* _Task prompt_: Repeat each line of the material below exactly as it appears, minus any pictures.

== Available data

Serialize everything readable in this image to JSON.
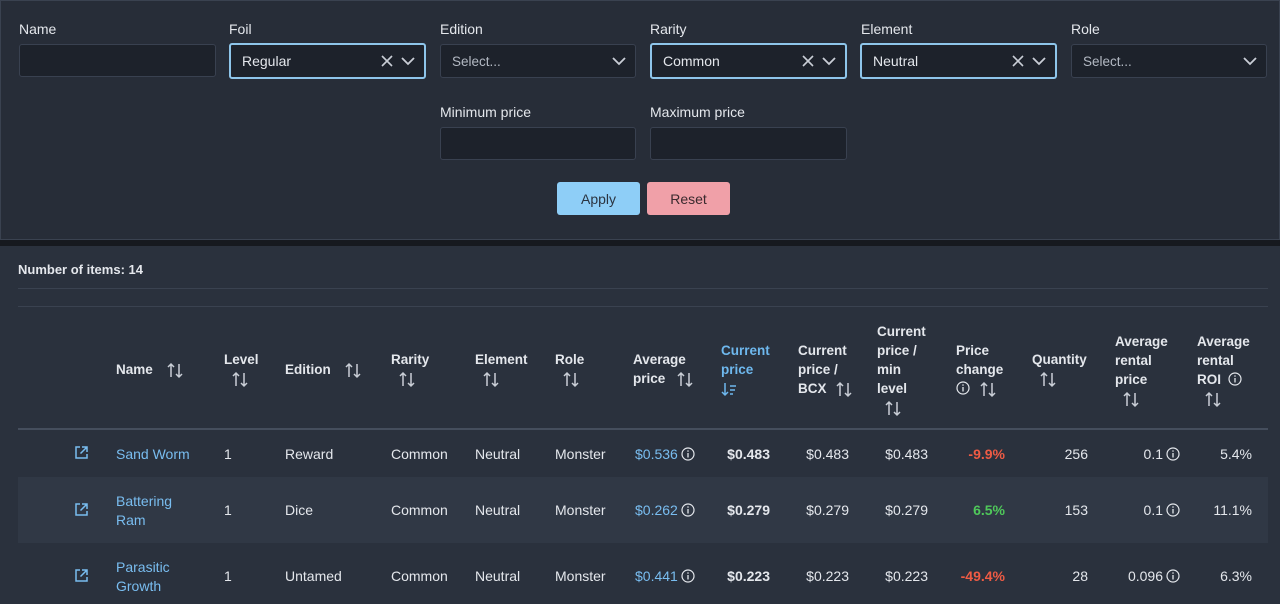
{
  "filters": {
    "name": {
      "label": "Name",
      "value": ""
    },
    "foil": {
      "label": "Foil",
      "value": "Regular"
    },
    "edition": {
      "label": "Edition",
      "placeholder": "Select..."
    },
    "rarity": {
      "label": "Rarity",
      "value": "Common"
    },
    "element": {
      "label": "Element",
      "value": "Neutral"
    },
    "role": {
      "label": "Role",
      "placeholder": "Select..."
    },
    "min_price": {
      "label": "Minimum price",
      "value": ""
    },
    "max_price": {
      "label": "Maximum price",
      "value": ""
    },
    "apply_label": "Apply",
    "reset_label": "Reset"
  },
  "results": {
    "count_text": "Number of items: 14",
    "headers": {
      "name": "Name",
      "level": "Level",
      "edition": "Edition",
      "rarity": "Rarity",
      "element": "Element",
      "role": "Role",
      "avg_price_1": "Average",
      "avg_price_2": "price",
      "current_price_1": "Current",
      "current_price_2": "price",
      "bcx_1": "Current",
      "bcx_2": "price /",
      "bcx_3": "BCX",
      "minlvl_1": "Current",
      "minlvl_2": "price /",
      "minlvl_3": "min",
      "minlvl_4": "level",
      "change_1": "Price",
      "change_2": "change",
      "quantity": "Quantity",
      "rental_1": "Average",
      "rental_2": "rental",
      "rental_3": "price",
      "roi_1": "Average",
      "roi_2": "rental",
      "roi_3": "ROI"
    },
    "rows": [
      {
        "name": "Sand Worm",
        "level": "1",
        "edition": "Reward",
        "rarity": "Common",
        "element": "Neutral",
        "role": "Monster",
        "avg_price": "$0.536",
        "current_price": "$0.483",
        "price_bcx": "$0.483",
        "price_min_level": "$0.483",
        "price_change": "-9.9%",
        "quantity": "256",
        "rental_price": "0.1",
        "rental_roi": "5.4%"
      },
      {
        "name_1": "Battering",
        "name_2": "Ram",
        "level": "1",
        "edition": "Dice",
        "rarity": "Common",
        "element": "Neutral",
        "role": "Monster",
        "avg_price": "$0.262",
        "current_price": "$0.279",
        "price_bcx": "$0.279",
        "price_min_level": "$0.279",
        "price_change": "6.5%",
        "quantity": "153",
        "rental_price": "0.1",
        "rental_roi": "11.1%"
      },
      {
        "name_1": "Parasitic",
        "name_2": "Growth",
        "level": "1",
        "edition": "Untamed",
        "rarity": "Common",
        "element": "Neutral",
        "role": "Monster",
        "avg_price": "$0.441",
        "current_price": "$0.223",
        "price_bcx": "$0.223",
        "price_min_level": "$0.223",
        "price_change": "-49.4%",
        "quantity": "28",
        "rental_price": "0.096",
        "rental_roi": "6.3%"
      }
    ]
  },
  "colors": {
    "accent": "#8ecef7",
    "link": "#79bdf0",
    "negative": "#ef5b44",
    "positive": "#4fc85a",
    "reset": "#f0a0a8"
  }
}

====

* _Task result_:
Serialize everything readable in this image to JSON.
{
  "filters": {
    "name": {
      "label": "Name",
      "value": ""
    },
    "foil": {
      "label": "Foil",
      "value": "Regular"
    },
    "edition": {
      "label": "Edition",
      "placeholder": "Select..."
    },
    "rarity": {
      "label": "Rarity",
      "value": "Common"
    },
    "element": {
      "label": "Element",
      "value": "Neutral"
    },
    "role": {
      "label": "Role",
      "placeholder": "Select..."
    },
    "min_price": {
      "label": "Minimum price",
      "value": ""
    },
    "max_price": {
      "label": "Maximum price",
      "value": ""
    },
    "apply_label": "Apply",
    "reset_label": "Reset"
  },
  "results": {
    "count_text": "Number of items: 14",
    "headers": {
      "name": "Name",
      "level": "Level",
      "edition": "Edition",
      "rarity": "Rarity",
      "element": "Element",
      "role": "Role",
      "avg_price_1": "Average",
      "avg_price_2": "price",
      "current_price_1": "Current",
      "current_price_2": "price",
      "bcx_1": "Current",
      "bcx_2": "price /",
      "bcx_3": "BCX",
      "minlvl_1": "Current",
      "minlvl_2": "price /",
      "minlvl_3": "min",
      "minlvl_4": "level",
      "change_1": "Price",
      "change_2": "change",
      "quantity": "Quantity",
      "rental_1": "Average",
      "rental_2": "rental",
      "rental_3": "price",
      "roi_1": "Average",
      "roi_2": "rental",
      "roi_3": "ROI"
    },
    "rows": [
      {
        "name": "Sand Worm",
        "level": "1",
        "edition": "Reward",
        "rarity": "Common",
        "element": "Neutral",
        "role": "Monster",
        "avg_price": "$0.536",
        "current_price": "$0.483",
        "price_bcx": "$0.483",
        "price_min_level": "$0.483",
        "price_change": "-9.9%",
        "quantity": "256",
        "rental_price": "0.1",
        "rental_roi": "5.4%"
      },
      {
        "name_1": "Battering",
        "name_2": "Ram",
        "level": "1",
        "edition": "Dice",
        "rarity": "Common",
        "element": "Neutral",
        "role": "Monster",
        "avg_price": "$0.262",
        "current_price": "$0.279",
        "price_bcx": "$0.279",
        "price_min_level": "$0.279",
        "price_change": "6.5%",
        "quantity": "153",
        "rental_price": "0.1",
        "rental_roi": "11.1%"
      },
      {
        "name_1": "Parasitic",
        "name_2": "Growth",
        "level": "1",
        "edition": "Untamed",
        "rarity": "Common",
        "element": "Neutral",
        "role": "Monster",
        "avg_price": "$0.441",
        "current_price": "$0.223",
        "price_bcx": "$0.223",
        "price_min_level": "$0.223",
        "price_change": "-49.4%",
        "quantity": "28",
        "rental_price": "0.096",
        "rental_roi": "6.3%"
      }
    ]
  },
  "colors": {
    "accent": "#8ecef7",
    "link": "#79bdf0",
    "negative": "#ef5b44",
    "positive": "#4fc85a",
    "reset": "#f0a0a8"
  }
}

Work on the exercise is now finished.